I must just make mention here about the way in which the building of the Mansion House was funded. It was truly as unique as it was grossly unfair and actually rather wicked.

At the time there were a number of ‘dissenters’ living in London. These were people who opposed state interference in religion and turned their backs on the Church of England and Catholic Church. Many refused to take the Sacrament, a fundamental part of both church’s worship.

So, in order to raise the money for the building, the City authorities decided to only select ‘dissenters’ to stand for election as a Sheriff of the City of London. They did this because they knew the rules said that to be a Sheriff you had to have taken, and continue to take, the Church of England’s Sacrament – something they knew they wouldn’t be able to do.

At the same time, they brought in a new ‘law’ that said anybody who refused to stand for election to Sheriff would be subject to a huge fine, in today’s money equal to many thousands of pounds. And in so doing they systematically ruined a lot of people and raised enough money to build the Mansion House.

Guilds and Livery Companies

The majority of the City of London’s Livery Companies evolved from the medieval guilds that were to be found in many of the leading cities of Europe. Guilds are said to go back as far as Saxon times – groups of men from the same trade, would ‘adopt’ a local church, taking that church’s Saint as their patron. They gradually changed from being mainly religious fraternities into organisations that would regulate the trade or craft that the ‘members’ were involved with. Some people have referred to them as a medieval version of today’s employer’s associations and trading standards officers!

Realising that having some sort of official ‘recognition’ by the Crown would give them more authority, they began to apply for ‘Royal authorisation’ and by 1180 some were even being fined by Henry I for not having sought it. The Crown had quickly realised the benefits of working with these guilds. After all, they were generally made up of clever, skilled and hardworking men, many of whom were amassing considerable amounts of money – which of course Kings (and Queens) always needed more. So in return for paying taxes and making loans to the Crown, the Guilds, as they were by then officially known, demanded to be given various powers, usually connected to having the ability to restrict and supervise their particular trade or profession. This enabled them to do such things as limit the numbers able to trade or practice, prevent cheaper or inferior goods being imported from elsewhere in the country as well as from abroad, set prices, wages and ensure quality by setting up training schemes and apprenticeships. They also had to subscribe to a code of conduct. For example, any merchandise they sold had to be of a certain quality – butchers couldn’t sell rancid meat nor could bakers sell mouldy bread.

During the 14th century, members of different Guilds began to wear their own distinctive ‘livery’, or costumes, thus distinguishing themselves from other guilds. That was quite simply how the name ‘Livery’ companies came about and these uniforms or costumes evolved into a form of ceremonial dress, unique to each guild, that are still worn today at official events.

Task list:
1: Can you give the City of London passage again, starting at "At the time" and ending at "both church’s worship.", with "Sacrament" switched to "Eucharist"?
2: Can you rewrite the listing lines as a numbered list, starting at the line that contains "description-card: Description An" and ending at the line that contains "stat-parking: 2 parking", and leave out any blank lines?

Data shown:
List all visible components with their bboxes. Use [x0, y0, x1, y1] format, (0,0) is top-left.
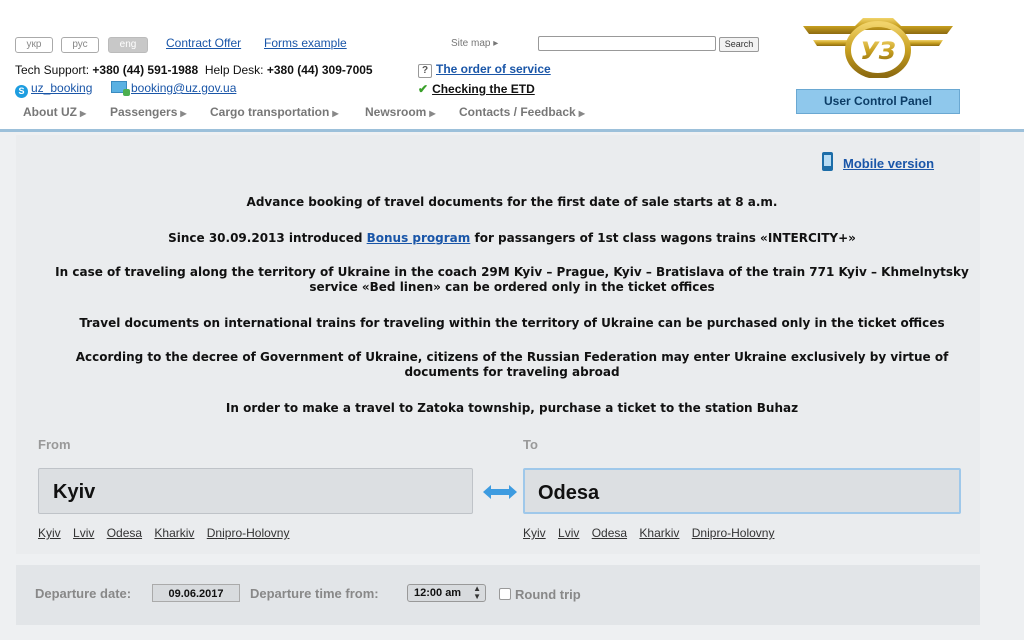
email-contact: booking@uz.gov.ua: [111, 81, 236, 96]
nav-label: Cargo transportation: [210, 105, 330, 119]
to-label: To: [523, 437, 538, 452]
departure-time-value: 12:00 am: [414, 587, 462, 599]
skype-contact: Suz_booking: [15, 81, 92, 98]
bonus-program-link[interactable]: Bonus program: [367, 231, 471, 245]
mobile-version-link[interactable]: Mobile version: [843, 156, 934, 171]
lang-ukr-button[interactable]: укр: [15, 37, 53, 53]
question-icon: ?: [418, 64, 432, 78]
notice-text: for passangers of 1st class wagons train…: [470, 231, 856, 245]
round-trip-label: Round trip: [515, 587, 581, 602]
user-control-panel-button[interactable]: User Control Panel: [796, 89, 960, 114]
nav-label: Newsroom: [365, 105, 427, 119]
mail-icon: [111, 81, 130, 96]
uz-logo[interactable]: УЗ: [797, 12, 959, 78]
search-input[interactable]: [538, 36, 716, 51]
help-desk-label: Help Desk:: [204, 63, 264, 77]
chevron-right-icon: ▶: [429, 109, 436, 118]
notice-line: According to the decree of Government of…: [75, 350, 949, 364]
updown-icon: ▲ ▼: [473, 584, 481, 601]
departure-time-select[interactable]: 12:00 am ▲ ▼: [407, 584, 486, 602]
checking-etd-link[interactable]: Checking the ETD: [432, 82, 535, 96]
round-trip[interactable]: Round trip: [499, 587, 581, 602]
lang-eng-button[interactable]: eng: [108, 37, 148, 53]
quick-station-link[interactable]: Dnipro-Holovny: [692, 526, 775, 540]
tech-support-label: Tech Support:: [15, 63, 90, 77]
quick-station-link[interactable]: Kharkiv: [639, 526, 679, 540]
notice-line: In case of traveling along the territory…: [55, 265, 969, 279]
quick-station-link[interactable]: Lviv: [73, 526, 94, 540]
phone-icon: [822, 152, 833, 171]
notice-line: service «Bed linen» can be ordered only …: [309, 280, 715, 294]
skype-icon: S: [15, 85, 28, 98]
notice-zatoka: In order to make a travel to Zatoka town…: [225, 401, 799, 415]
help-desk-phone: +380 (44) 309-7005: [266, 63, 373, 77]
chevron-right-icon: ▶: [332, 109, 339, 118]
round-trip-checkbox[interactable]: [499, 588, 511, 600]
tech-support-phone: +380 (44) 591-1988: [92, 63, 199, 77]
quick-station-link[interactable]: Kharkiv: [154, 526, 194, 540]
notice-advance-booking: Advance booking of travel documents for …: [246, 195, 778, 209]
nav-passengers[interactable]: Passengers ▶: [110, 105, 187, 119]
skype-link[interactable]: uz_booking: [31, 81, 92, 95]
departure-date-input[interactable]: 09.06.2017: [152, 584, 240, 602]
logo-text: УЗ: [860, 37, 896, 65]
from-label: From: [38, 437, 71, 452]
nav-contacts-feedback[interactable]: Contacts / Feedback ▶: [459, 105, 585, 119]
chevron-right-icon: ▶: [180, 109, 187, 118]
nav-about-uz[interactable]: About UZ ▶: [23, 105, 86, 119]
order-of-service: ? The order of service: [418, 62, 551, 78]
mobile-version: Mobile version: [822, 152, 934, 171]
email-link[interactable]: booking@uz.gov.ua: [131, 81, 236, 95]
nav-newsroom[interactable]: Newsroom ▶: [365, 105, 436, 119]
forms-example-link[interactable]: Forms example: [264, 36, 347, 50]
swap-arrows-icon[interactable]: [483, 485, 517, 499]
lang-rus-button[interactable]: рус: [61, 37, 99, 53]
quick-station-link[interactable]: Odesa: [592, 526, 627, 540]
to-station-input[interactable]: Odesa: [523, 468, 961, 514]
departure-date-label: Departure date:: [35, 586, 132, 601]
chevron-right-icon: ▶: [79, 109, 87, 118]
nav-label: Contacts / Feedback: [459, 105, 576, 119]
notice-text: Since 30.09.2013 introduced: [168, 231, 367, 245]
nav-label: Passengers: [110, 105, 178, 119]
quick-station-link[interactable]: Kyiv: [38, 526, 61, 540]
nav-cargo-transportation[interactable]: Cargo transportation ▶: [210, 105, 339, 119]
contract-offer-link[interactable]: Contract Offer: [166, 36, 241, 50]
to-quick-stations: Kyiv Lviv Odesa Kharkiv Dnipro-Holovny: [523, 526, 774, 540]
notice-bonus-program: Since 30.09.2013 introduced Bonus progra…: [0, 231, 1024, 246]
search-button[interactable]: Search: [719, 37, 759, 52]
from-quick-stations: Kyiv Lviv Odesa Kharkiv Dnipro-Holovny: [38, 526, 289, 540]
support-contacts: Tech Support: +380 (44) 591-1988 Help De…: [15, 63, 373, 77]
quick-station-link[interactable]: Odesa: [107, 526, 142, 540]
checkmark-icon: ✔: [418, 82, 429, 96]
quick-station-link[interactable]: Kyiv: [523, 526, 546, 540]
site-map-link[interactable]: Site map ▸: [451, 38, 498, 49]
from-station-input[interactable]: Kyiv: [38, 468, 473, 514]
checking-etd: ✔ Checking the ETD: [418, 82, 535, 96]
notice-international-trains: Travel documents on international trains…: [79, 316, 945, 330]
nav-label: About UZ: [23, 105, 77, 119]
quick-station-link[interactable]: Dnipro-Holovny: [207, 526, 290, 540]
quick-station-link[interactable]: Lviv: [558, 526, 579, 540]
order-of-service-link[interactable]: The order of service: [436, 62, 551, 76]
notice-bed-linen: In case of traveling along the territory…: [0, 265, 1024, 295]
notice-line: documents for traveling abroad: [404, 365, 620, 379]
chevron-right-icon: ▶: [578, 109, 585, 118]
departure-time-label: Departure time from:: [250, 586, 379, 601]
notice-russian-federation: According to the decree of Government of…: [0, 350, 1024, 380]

==

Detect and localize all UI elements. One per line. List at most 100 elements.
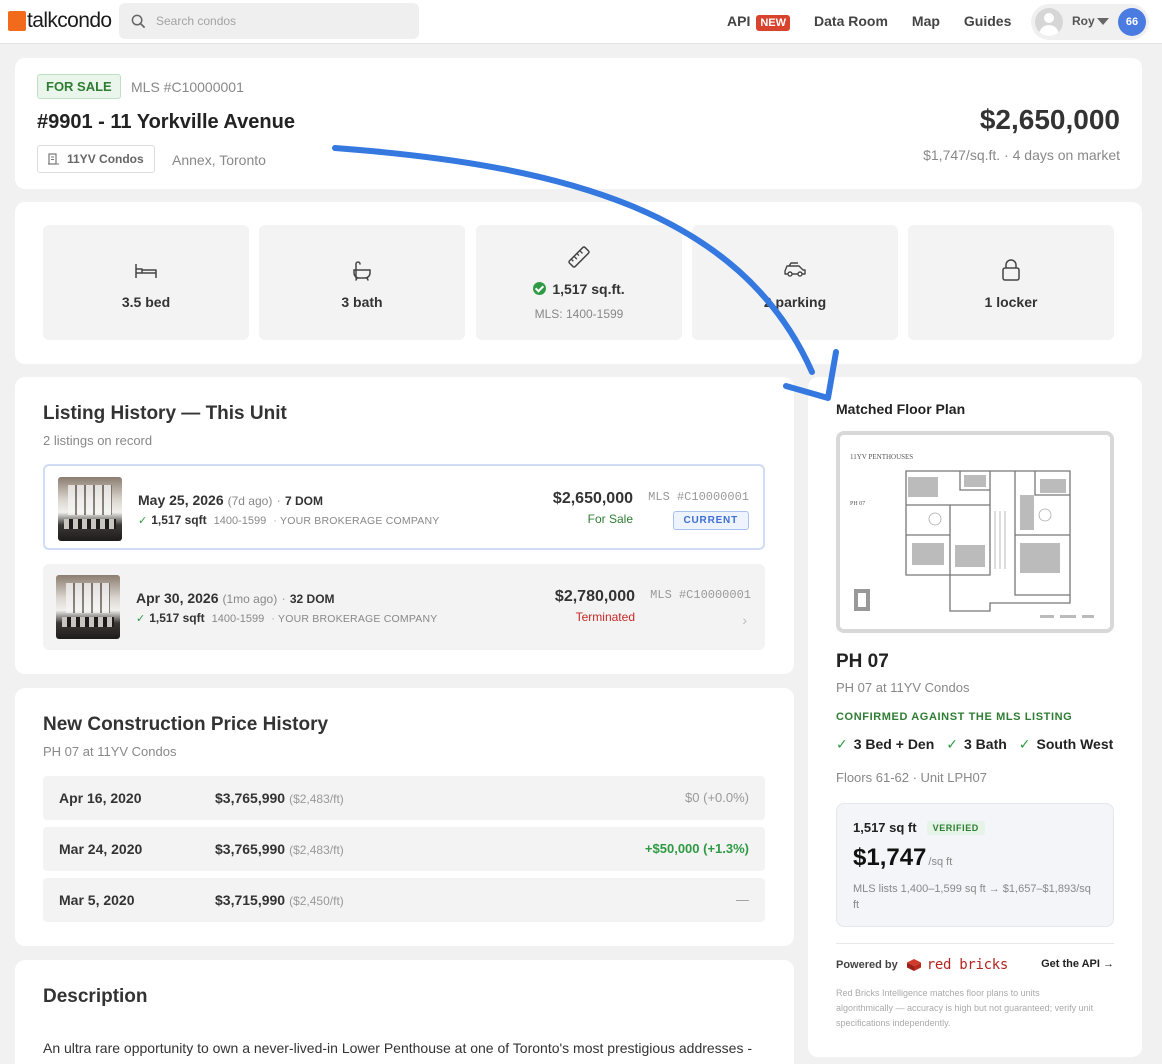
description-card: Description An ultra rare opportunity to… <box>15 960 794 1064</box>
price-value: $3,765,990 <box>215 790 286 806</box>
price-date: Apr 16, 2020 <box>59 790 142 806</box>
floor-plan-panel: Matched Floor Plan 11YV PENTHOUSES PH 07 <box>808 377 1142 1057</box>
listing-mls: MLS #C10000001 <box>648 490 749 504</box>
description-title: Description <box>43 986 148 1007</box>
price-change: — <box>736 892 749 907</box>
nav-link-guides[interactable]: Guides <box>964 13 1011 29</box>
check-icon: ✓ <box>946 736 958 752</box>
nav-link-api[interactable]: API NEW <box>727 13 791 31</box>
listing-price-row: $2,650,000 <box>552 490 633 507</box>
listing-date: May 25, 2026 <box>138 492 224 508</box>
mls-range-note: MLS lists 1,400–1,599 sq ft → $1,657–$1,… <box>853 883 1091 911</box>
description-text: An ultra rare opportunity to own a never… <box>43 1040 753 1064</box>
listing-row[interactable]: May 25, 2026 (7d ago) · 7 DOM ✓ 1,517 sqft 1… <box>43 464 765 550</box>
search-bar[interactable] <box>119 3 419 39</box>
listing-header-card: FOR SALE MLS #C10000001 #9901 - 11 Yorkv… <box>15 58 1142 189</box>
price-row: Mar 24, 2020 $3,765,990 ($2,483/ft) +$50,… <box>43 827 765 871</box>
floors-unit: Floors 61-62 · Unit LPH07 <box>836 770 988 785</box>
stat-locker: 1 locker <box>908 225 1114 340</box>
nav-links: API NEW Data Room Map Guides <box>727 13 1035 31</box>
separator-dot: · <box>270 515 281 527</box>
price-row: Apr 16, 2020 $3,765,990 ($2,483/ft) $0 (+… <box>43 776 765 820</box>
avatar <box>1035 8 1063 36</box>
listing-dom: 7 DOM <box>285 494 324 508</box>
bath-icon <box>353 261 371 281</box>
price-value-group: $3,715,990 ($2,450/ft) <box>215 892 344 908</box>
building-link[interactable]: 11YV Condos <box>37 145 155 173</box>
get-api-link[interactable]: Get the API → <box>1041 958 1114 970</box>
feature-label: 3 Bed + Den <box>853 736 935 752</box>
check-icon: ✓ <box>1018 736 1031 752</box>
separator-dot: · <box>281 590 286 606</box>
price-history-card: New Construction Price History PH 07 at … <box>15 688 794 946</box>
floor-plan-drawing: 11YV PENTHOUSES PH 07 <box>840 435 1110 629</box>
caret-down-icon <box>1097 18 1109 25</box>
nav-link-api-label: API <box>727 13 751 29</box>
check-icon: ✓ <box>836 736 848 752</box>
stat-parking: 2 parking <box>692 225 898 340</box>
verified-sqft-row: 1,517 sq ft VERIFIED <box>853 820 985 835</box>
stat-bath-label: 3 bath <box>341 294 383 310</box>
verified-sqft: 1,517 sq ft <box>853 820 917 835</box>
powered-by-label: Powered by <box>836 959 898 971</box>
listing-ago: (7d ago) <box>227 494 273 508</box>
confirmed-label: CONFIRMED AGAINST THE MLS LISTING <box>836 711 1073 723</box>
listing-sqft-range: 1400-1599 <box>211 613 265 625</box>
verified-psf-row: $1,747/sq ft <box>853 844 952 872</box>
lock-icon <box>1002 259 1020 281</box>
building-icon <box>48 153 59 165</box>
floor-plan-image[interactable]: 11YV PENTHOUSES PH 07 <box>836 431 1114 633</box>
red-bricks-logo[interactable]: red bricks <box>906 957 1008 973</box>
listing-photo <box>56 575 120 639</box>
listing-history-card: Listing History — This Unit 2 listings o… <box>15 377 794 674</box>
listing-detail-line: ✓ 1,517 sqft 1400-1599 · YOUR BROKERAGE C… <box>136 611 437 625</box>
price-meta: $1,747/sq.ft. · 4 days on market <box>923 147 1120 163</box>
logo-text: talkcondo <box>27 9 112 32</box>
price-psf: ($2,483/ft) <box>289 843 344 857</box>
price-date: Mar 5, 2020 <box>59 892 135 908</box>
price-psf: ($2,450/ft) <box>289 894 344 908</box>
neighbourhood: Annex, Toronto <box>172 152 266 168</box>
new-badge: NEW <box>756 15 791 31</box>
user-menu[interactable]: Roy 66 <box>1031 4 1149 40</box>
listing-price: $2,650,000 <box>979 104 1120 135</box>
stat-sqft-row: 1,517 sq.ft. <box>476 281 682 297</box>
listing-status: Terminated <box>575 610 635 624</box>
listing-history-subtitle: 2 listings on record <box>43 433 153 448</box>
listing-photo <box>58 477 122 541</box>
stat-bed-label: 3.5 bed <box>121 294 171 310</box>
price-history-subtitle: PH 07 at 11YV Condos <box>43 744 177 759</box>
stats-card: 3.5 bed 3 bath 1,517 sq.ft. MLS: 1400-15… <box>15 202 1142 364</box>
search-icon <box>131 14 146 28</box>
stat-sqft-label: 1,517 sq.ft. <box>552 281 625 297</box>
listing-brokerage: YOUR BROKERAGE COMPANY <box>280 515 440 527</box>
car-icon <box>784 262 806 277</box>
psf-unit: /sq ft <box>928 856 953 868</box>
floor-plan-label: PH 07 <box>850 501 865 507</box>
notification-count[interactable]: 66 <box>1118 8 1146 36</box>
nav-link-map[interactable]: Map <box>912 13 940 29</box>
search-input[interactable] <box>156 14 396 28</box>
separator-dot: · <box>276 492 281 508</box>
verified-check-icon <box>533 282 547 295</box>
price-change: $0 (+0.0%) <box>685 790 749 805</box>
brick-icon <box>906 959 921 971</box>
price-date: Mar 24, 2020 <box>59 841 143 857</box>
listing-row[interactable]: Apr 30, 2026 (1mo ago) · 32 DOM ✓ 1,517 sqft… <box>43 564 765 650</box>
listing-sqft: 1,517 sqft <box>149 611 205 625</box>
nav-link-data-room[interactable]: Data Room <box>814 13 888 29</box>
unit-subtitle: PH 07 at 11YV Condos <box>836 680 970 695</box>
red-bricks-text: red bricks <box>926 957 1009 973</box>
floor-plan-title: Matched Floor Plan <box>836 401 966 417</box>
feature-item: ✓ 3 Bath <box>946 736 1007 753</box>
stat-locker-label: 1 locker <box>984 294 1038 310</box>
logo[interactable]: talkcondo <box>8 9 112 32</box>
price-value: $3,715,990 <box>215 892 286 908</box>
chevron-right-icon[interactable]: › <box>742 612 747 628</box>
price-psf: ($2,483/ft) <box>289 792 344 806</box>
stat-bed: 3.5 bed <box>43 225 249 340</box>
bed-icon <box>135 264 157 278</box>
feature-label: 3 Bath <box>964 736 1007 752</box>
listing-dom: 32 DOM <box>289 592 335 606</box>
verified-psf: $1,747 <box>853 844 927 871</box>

--

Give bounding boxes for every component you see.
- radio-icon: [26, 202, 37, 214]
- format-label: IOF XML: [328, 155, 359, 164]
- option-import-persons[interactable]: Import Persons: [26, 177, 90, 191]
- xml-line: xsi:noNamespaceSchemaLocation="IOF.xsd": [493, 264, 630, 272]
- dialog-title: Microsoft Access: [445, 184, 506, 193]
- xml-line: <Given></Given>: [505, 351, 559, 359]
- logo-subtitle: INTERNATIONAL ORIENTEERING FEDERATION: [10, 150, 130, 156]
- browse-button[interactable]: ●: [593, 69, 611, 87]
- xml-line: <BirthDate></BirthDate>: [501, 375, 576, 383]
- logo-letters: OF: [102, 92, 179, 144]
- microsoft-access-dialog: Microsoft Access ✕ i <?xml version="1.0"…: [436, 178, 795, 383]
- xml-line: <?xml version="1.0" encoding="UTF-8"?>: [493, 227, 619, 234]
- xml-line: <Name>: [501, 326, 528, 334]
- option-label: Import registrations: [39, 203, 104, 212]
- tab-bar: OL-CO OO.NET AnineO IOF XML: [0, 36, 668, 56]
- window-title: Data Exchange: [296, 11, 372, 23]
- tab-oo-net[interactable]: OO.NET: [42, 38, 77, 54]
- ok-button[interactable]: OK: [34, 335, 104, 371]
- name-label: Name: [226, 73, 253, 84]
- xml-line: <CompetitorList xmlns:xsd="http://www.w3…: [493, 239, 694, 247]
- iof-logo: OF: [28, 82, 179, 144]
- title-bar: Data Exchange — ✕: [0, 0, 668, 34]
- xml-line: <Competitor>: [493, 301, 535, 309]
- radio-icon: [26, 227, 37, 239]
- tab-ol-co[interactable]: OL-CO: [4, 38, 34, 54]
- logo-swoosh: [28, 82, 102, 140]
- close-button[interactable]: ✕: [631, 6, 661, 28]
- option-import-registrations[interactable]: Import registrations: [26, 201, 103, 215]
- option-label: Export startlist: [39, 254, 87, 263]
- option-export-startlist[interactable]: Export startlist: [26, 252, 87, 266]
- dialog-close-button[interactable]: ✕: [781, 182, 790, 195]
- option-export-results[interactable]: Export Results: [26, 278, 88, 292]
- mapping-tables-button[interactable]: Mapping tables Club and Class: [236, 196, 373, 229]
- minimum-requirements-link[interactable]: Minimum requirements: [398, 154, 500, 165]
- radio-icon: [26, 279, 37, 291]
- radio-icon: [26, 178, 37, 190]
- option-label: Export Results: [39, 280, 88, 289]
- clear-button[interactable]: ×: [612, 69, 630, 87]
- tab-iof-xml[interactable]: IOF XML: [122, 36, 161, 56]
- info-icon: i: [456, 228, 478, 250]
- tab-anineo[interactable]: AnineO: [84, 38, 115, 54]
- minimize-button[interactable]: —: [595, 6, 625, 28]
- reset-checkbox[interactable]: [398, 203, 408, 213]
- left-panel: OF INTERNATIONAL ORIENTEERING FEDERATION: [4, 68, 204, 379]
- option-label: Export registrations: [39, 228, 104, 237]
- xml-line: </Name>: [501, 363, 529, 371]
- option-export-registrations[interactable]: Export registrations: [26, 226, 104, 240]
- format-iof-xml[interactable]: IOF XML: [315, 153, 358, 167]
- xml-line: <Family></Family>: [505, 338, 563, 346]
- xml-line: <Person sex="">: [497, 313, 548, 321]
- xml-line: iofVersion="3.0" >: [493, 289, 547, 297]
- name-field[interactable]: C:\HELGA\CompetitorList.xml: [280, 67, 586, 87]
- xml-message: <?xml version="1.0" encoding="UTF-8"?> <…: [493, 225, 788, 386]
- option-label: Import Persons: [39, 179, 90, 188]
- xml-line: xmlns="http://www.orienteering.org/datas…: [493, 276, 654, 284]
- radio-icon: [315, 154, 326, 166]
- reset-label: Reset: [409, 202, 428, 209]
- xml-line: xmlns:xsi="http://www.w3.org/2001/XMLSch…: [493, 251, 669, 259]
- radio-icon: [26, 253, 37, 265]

In response:
1:
At the time there were a number of ‘dissenters’ living in London. These were people who opposed state interference in religion and turned their backs on the Church of England and Catholic Church. Many refused to take the Eucharist, a fundamental part of both church’s worship.

2:
1. description-card: Description An ultra rare opportunity to… <box>15 960 794 1064</box>
2. price-value: $3,765,990 <box>215 790 286 806</box>
3. price-date: Apr 16, 2020 <box>59 790 142 806</box>
4. floor-plan-panel: Matched Floor Plan 11YV PENTHOUSES PH 07 <box>808 377 1142 1057</box>
5. listing-mls: MLS #C10000001 <box>648 490 749 504</box>
6. description-title: Description <box>43 986 148 1007</box>
7. price-change: — <box>736 892 749 907</box>
8. nav-link-guides[interactable]: Guides <box>964 13 1011 29</box>
9. check-icon: ✓ <box>946 736 958 752</box>
10. nav-link-api[interactable]: API NEW <box>727 13 791 31</box>
11. listing-price-row: $2,650,000 <box>552 490 633 507</box>
12. listing-date: May 25, 2026 <box>138 492 224 508</box>
13. mls-range-note: MLS lists 1,400–1,599 sq ft → $1,657–$1,… <box>853 883 1091 911</box>
14. description-text: An ultra rare opportunity to own a never… <box>43 1040 753 1064</box>
15. listing-row[interactable]: May 25, 2026 (7d ago) · 7 DOM ✓ 1,517 sqft 1… <box>43 464 765 550</box>
16. search-bar[interactable] <box>119 3 419 39</box>
17. listing-header-card: FOR SALE MLS #C10000001 #9901 - 11 Yorkv… <box>15 58 1142 189</box>
18. price-row: Mar 24, 2020 $3,765,990 ($2,483/ft) +$50,… <box>43 827 765 871</box>
19. floors-unit: Floors 61-62 · Unit LPH07 <box>836 770 988 785</box>
20. stat-locker: 1 locker <box>908 225 1114 340</box>
21. nav-links: API NEW Data Room Map Guides <box>727 13 1035 31</box>
22. separator-dot: · <box>270 515 281 527</box>
23. price-row: Apr 16, 2020 $3,765,990 ($2,483/ft) $0 (+… <box>43 776 765 820</box>
24. avatar <box>1035 8 1063 36</box>
25. listing-dom: 7 DOM <box>285 494 324 508</box>
26. bath-icon <box>353 261 371 281</box>
27. price-value-group: $3,715,990 ($2,450/ft) <box>215 892 344 908</box>
28. building-link[interactable]: 11YV Condos <box>37 145 155 173</box>
29. get-api-link[interactable]: Get the API → <box>1041 958 1114 970</box>
30. feature-label: 3 Bed + Den <box>853 736 935 752</box>
31. check-icon: ✓ <box>1018 736 1031 752</box>
32. separator-dot: · <box>281 590 286 606</box>
33. price-history-card: New Construction Price History PH 07 at … <box>15 688 794 946</box>
34. floor-plan-drawing: 11YV PENTHOUSES PH 07 <box>840 435 1110 629</box>
35. caret-down-icon <box>1097 18 1109 25</box>
36. nav-link-api-label: API <box>727 13 751 29</box>
37. check-icon: ✓ <box>836 736 848 752</box>
38. stat-parking: 2 parking <box>692 225 898 340</box>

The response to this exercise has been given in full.